> _Exercices écrits_:
a. Répondez aux questions suivantes à partir de l'extrait :
(i) Quelle est la superficie du logement dont M. A... était locataire ?
(ii) Quelle juridiction a condamné M. A... le 14 décembre 2017 ?
(iii) Quelle juridiction a annulé les décisions du préfet de l'Aube des 5 août et 19 novembre 2020 ?
b. Réécrivez le passage de l'extrait compris entre « 6. Il résulte » et « 19 novembre 2020. », ces mots inclus, en substituant « Reims » à « Châlons-en-Champagne ».
c. Relevez tous les noms de communes mentionnés dans l'extrait, en citant chacun une seule fois.

> _Extrait présenté_:
3. D'une part, il ressort des pièces du dossier qu'à la date de la décision contestée du préfet de l'Aube, M. A... disposait d'un logement de 57 m² dont il était locataire à Nogent-sur-Seine, sans qu'il soit établi que ce logement n'aurait pas satisfait aux conditions de salubrité et d'équipement fixées aux articles 2 et 3 du décret n° 2002-120 du 30 janvier 2002 auxquels se réfère l'article R. 411-6 du code de l'entrée et du séjour des étrangers et du droit d'asile, pris pour l'application du 2° de l'article L. 411-5 de ce code. Au demeurant, M. A... a produit diverses factures d'achats de mobilier et d'appareils électroménagers établies à son adresse, la plupart datées d'octobre 2019. Les circonstances qu'un rapport de visite de la gendarmerie daté du 24 août 2019 ait fait état d'un appartement sommairement meublé et que l'intéressé ait pu ne pas occuper ce logement pendant plusieurs mois ne sont pas de nature à établir qu'il ne disposait pas, pour l'accueil de sa famille, d'un logement considéré comme normal pour une famille comparable vivant dans la même région géographique.

4. D'autre part, il ressort des pièces du dossier que, par un jugement du tribunal correctionnel de Troyes du 14 décembre 2017, M. A... a été condamné à une peine d'amende de 500 euros, dont 250 euros assortis du sursis pour des faits de violence sans incapacité par une personne étant ou ayant été conjoint, concubin ou partenaire lié à la victime par un pacte civil de solidarité commis le 6 juillet 2017 à Les Noë-près-Troyes. Toutefois, eu égard à leur nature, à leur degré de gravité, à leur ancienneté, ces faits, dont il est par ailleurs constant qu'ils sont demeurés isolés, ne sont pas, à eux seuls, de nature à établir que l'intéressé ne se conformait pas aux principes essentiels qui, conformément aux lois de la République, régissent la vie familiale en France, pays d'accueil.

5. Par suite, en refusant d'accorder à M. A... le bénéfice du regroupement familial au profit de son épouse et de son fils sur le fondement des dispositions des 2° et 3° de l'article L. 411-5 du code de l'entrée et du séjour des étrangers et du droit d'asile, le préfet de l'Aube a fait une inexacte application de ces dispositions.

6. Il résulte de tout ce qui précède que le préfet de l'Aube n'est pas fondé à soutenir que c'est à tort que, par le jugement attaqué, le tribunal administratif de Châlons-en-Champagne a annulé ses décisions des 5 août et 19 novembre 2020.

Sur les conclusions à fin d'injonction :

7. L'exécution du présent arrêt implique nécessairement que le préfet de l'Aube accorde à M. A..., s'il ne l'a déjà fait en exécution du jugement attaqué, le bénéfice du regroupement familial sollicité. En tout état de cause, le préfet demeurant tenu, en l'absence de changement dans les circonstances de droit et de fait, d'exécuter, désormais sans délai, l'injonction prononcée en ce sens par le tribunal, il n'y a pas lieu, pour la cour, de prononcer une nouvelle injonction.

> _Relevé des données_:
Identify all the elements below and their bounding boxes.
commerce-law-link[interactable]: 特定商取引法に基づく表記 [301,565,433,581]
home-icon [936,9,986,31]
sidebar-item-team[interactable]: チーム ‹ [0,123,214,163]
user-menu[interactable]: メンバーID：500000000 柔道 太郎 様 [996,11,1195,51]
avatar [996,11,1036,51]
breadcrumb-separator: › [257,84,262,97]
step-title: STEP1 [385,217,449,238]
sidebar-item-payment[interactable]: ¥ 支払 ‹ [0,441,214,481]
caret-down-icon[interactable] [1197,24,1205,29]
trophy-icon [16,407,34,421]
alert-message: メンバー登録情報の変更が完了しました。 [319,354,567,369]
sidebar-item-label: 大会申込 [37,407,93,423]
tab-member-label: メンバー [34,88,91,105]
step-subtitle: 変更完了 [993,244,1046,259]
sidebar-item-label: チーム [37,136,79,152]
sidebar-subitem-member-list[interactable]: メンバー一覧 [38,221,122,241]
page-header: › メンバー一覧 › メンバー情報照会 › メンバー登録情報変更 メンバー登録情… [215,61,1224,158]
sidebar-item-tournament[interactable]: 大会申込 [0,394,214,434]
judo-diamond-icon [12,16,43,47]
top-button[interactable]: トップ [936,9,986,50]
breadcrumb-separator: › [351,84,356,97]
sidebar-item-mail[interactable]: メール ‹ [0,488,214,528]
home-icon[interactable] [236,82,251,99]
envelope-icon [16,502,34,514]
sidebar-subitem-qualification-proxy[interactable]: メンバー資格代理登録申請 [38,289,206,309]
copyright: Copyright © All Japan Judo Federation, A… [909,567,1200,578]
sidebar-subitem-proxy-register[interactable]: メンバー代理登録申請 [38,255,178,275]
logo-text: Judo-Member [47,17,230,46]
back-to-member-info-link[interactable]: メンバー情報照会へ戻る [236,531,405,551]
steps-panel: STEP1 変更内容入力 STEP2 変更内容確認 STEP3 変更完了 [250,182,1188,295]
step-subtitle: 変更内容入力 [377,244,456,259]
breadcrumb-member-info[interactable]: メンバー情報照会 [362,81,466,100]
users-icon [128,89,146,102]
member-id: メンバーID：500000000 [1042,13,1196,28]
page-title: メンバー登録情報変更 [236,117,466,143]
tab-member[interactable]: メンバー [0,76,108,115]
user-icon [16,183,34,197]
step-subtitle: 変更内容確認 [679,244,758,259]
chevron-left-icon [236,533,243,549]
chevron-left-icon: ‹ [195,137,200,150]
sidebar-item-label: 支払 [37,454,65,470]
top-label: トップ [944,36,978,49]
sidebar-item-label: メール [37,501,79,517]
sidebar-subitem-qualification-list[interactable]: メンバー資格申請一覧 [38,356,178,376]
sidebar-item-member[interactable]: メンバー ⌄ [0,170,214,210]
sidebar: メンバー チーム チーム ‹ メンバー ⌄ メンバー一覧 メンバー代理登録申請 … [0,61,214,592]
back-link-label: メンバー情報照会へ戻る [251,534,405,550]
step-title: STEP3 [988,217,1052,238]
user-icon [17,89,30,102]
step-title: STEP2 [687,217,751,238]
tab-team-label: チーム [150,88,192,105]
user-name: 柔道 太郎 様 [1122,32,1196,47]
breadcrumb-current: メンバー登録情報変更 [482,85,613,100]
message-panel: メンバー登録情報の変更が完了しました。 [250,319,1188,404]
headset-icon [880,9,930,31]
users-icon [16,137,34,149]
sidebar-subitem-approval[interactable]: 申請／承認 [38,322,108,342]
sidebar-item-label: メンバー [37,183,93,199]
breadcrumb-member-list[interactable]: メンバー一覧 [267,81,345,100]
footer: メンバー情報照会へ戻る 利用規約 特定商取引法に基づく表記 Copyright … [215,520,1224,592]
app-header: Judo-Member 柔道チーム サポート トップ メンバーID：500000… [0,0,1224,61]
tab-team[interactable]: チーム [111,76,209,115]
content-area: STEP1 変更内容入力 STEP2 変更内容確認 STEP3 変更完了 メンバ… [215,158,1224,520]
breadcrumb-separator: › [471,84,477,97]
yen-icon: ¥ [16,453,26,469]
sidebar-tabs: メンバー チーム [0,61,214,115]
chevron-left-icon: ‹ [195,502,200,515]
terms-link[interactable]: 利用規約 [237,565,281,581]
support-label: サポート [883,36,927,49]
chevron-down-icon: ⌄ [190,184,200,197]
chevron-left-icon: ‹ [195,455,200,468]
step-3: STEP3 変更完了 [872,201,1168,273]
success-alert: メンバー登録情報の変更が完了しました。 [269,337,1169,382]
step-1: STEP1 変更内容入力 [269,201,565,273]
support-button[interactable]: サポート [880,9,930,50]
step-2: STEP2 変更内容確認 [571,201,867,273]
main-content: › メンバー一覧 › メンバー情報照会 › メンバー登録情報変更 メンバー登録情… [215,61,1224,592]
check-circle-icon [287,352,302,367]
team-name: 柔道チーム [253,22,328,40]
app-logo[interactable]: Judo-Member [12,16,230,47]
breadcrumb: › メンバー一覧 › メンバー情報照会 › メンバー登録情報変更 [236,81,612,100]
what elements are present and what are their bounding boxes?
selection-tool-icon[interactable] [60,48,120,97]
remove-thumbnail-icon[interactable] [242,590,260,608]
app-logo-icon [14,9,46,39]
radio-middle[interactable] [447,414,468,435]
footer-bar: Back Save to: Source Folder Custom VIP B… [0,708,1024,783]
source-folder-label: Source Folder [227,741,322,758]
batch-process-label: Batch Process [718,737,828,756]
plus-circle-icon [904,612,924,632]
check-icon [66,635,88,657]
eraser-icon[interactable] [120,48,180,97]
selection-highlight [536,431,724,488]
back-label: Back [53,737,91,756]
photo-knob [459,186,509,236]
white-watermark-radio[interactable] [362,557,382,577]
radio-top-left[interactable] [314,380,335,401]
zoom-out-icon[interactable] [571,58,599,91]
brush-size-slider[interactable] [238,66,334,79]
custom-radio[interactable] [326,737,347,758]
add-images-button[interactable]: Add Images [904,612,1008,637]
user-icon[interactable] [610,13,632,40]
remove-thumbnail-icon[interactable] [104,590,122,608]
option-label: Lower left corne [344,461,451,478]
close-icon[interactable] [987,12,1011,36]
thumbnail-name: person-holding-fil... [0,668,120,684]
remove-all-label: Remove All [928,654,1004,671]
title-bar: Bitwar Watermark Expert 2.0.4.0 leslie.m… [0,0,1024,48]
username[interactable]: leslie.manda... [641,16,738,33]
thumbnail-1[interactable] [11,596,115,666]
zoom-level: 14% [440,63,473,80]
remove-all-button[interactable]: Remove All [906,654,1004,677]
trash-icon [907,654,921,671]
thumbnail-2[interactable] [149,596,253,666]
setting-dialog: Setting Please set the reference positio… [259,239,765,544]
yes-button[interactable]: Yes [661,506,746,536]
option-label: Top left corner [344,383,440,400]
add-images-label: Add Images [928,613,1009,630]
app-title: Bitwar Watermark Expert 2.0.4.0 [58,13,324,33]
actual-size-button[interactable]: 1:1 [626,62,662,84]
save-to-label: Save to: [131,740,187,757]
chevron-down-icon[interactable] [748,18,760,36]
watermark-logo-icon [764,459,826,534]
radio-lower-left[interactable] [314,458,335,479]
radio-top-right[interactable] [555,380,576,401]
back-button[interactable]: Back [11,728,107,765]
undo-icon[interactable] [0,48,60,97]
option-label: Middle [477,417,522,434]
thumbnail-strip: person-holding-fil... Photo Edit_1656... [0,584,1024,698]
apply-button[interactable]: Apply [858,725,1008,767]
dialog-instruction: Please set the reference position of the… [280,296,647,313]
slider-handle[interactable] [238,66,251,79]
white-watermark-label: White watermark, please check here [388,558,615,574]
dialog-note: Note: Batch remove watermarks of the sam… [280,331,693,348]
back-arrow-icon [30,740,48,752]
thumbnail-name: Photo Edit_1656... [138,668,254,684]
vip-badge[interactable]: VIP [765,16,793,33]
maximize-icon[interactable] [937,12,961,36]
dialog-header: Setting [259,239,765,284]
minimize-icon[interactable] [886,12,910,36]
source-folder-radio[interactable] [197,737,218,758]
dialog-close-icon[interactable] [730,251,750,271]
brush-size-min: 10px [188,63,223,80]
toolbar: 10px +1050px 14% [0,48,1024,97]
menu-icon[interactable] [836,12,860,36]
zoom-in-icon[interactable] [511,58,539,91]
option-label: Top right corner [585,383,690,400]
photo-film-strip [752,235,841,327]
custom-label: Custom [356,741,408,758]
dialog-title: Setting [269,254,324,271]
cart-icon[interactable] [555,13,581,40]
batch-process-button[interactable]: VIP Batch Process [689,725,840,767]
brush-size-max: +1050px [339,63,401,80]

> _Résultats attendus_:
a.
(i) 57 m²
(ii) Le tribunal correctionnel de Troyes
(iii) Le tribunal administratif de Châlons-en-Champagne

b.
6. Il résulte de tout ce qui précède que le préfet de l'Aube n'est pas fondé à soutenir que c'est à tort que, par le jugement attaqué, le tribunal administratif de Reims a annulé ses décisions des 5 août et 19 novembre 2020.

c. Nogent-sur-Seine, Troyes, Les Noë-près-Troyes, Châlons-en-Champagne